======== Exercise materials ========
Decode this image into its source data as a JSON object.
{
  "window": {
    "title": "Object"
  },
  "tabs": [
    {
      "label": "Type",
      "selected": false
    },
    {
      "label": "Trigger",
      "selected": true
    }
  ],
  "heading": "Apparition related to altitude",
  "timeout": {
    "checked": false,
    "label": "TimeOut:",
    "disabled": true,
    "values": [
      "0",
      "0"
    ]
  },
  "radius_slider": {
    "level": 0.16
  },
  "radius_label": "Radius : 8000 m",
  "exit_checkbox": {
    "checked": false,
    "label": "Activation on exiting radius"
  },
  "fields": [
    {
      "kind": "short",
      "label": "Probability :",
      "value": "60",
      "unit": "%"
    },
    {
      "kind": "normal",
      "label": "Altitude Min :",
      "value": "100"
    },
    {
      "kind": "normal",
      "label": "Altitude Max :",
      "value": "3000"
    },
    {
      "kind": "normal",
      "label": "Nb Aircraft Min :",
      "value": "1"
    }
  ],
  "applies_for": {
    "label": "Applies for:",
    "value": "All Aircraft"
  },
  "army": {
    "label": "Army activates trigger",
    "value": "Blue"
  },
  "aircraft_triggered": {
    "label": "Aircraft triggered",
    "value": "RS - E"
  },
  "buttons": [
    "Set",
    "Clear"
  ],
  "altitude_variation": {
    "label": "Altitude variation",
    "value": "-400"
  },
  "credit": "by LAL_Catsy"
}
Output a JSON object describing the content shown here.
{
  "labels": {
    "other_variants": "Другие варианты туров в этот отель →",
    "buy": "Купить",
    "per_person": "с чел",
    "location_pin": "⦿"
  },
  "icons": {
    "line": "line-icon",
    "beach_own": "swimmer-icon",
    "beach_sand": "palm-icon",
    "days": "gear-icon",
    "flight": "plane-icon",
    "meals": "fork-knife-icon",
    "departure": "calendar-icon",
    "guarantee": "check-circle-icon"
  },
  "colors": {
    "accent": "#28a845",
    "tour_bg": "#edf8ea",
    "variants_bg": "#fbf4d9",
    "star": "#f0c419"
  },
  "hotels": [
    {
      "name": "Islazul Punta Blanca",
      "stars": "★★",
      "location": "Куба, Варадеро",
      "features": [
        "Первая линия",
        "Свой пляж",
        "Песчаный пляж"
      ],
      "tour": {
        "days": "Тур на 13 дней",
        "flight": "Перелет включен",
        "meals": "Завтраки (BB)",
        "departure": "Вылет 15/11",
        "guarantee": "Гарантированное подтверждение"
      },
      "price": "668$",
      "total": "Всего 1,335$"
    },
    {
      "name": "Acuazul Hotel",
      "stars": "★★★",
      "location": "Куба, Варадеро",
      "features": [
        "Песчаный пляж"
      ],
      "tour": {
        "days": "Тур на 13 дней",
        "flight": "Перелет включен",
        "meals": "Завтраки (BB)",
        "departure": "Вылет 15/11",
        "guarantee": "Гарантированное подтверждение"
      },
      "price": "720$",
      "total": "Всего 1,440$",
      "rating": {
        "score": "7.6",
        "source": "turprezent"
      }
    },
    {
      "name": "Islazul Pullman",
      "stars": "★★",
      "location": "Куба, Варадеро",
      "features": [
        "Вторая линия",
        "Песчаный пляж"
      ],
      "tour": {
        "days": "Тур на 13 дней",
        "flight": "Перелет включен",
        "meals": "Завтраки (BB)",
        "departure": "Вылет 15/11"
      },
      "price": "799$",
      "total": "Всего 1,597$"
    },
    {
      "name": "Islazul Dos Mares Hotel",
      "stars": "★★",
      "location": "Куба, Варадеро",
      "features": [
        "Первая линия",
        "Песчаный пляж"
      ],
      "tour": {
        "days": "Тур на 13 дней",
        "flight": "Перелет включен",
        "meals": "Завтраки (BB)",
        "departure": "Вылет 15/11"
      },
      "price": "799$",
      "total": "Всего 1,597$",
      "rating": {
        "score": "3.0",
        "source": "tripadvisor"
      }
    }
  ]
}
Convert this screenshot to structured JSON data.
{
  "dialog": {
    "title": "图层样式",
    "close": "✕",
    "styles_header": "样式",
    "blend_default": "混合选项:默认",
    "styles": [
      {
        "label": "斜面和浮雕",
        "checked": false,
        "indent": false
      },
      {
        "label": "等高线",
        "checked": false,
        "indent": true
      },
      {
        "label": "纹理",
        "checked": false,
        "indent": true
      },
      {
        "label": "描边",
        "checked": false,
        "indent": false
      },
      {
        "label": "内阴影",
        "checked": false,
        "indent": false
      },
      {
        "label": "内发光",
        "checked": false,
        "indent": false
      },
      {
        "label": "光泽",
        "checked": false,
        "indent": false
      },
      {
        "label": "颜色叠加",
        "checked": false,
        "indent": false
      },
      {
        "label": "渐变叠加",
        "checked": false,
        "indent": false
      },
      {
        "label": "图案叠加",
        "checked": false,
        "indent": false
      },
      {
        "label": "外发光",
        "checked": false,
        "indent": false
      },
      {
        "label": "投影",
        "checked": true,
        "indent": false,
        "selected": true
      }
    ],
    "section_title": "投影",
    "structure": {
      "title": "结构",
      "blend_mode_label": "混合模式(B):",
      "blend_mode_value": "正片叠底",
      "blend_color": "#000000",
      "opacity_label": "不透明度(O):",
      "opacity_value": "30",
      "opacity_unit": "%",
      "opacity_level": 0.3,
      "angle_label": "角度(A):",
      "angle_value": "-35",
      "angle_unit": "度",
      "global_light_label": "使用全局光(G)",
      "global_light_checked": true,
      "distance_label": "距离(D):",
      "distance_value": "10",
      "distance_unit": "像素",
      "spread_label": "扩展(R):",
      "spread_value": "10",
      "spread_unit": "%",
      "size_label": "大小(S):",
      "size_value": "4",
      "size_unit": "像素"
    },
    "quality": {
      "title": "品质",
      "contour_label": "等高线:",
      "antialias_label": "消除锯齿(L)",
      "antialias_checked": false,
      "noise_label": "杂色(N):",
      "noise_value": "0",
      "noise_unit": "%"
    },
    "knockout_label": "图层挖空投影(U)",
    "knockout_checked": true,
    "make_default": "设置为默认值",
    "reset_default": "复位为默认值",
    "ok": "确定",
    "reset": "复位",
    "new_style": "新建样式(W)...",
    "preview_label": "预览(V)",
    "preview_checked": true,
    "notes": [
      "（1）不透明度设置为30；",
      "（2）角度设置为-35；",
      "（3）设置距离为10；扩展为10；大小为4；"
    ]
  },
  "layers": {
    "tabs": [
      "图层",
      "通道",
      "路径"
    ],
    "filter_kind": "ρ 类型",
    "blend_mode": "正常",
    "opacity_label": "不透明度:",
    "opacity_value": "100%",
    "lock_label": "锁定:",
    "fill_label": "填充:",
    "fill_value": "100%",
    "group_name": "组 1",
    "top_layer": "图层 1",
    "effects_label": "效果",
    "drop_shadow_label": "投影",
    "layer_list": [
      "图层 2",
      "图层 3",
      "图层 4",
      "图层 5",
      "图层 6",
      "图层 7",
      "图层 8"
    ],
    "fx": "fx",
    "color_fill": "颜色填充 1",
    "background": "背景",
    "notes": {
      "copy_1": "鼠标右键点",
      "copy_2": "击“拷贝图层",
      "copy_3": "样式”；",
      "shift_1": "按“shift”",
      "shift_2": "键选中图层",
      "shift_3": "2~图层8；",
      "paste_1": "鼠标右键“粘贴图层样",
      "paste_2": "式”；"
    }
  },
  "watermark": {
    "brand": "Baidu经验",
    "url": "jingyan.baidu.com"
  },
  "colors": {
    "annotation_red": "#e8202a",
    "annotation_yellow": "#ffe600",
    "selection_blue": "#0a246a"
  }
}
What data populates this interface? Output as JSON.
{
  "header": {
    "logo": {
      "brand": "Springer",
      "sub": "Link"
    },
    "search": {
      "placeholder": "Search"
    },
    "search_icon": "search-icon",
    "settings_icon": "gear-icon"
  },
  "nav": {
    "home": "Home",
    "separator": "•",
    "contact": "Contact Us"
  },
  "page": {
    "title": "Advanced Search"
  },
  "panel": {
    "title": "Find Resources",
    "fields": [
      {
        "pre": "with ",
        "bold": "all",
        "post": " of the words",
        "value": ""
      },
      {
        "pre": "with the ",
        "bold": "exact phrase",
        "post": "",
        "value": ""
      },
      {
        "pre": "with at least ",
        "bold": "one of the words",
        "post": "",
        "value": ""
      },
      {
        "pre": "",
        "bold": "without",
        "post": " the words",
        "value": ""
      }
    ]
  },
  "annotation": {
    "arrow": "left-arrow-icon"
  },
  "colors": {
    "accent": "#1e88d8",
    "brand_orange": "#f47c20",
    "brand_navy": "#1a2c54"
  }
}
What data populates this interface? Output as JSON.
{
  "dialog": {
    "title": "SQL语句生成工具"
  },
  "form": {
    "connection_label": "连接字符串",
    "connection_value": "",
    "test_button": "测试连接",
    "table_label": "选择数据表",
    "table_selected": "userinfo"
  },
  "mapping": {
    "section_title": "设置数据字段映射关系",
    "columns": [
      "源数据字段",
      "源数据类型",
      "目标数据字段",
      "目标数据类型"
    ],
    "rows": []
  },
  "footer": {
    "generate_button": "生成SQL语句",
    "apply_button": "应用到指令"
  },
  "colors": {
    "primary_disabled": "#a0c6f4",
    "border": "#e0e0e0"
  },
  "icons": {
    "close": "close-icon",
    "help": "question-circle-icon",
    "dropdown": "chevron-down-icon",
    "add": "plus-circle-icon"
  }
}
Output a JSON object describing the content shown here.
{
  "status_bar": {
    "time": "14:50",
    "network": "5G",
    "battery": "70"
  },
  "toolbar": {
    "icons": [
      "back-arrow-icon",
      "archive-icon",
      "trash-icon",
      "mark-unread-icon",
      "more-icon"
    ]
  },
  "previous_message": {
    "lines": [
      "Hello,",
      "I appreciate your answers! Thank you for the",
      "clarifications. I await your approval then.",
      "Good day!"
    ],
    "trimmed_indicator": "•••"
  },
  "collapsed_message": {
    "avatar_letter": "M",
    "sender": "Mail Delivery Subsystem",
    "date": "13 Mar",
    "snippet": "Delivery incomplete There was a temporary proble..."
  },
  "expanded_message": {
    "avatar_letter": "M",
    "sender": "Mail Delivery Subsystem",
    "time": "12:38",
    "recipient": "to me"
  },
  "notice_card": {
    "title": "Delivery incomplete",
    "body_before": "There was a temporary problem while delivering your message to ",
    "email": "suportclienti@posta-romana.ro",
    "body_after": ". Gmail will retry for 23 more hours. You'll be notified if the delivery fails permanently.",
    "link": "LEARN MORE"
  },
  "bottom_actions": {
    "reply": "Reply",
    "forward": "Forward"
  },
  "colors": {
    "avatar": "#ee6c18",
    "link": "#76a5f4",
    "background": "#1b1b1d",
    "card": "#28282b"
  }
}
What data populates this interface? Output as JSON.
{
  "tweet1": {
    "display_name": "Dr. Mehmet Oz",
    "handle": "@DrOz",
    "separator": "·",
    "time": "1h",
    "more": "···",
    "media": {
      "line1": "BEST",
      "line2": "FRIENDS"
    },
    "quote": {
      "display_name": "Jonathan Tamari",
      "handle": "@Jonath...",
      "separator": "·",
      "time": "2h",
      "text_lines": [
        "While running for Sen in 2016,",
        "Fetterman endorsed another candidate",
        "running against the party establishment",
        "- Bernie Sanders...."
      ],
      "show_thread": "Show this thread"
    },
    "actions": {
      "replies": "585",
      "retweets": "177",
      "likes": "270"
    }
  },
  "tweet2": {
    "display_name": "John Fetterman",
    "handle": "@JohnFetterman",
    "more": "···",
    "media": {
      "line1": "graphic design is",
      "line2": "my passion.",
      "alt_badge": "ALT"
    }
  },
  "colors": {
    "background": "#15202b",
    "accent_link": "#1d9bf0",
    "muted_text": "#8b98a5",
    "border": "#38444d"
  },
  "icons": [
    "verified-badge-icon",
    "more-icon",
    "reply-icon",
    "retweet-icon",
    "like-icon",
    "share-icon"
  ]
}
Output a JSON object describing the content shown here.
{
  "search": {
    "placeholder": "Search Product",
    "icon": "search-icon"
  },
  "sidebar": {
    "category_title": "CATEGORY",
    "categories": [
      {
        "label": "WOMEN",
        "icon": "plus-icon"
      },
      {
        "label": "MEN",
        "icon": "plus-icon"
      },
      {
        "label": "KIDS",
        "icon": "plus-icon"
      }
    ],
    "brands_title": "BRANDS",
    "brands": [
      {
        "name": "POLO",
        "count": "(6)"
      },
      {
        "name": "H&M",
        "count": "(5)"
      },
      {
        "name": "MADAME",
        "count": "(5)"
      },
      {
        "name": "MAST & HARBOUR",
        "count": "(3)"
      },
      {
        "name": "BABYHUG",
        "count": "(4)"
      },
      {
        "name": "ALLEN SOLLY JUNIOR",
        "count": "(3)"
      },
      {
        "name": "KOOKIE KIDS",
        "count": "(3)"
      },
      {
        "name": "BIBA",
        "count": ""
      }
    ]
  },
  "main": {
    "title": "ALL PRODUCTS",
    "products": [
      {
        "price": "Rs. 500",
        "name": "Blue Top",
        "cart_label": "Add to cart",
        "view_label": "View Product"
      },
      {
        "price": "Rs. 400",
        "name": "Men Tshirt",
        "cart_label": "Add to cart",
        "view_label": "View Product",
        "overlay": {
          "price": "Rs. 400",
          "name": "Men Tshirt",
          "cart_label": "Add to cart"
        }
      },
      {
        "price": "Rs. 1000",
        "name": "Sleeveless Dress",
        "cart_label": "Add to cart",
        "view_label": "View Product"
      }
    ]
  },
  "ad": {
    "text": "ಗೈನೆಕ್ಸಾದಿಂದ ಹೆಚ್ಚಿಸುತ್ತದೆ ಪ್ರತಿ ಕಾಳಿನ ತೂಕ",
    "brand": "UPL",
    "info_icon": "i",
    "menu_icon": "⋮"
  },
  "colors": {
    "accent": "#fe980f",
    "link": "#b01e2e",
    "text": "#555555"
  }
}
========
**Stated task:** Search the entries for "handle" and copy out each line that has it.

**Answer:**
    "handle": "@DrOz",
      "handle": "@Jonath...",
    "handle": "@JohnFetterman",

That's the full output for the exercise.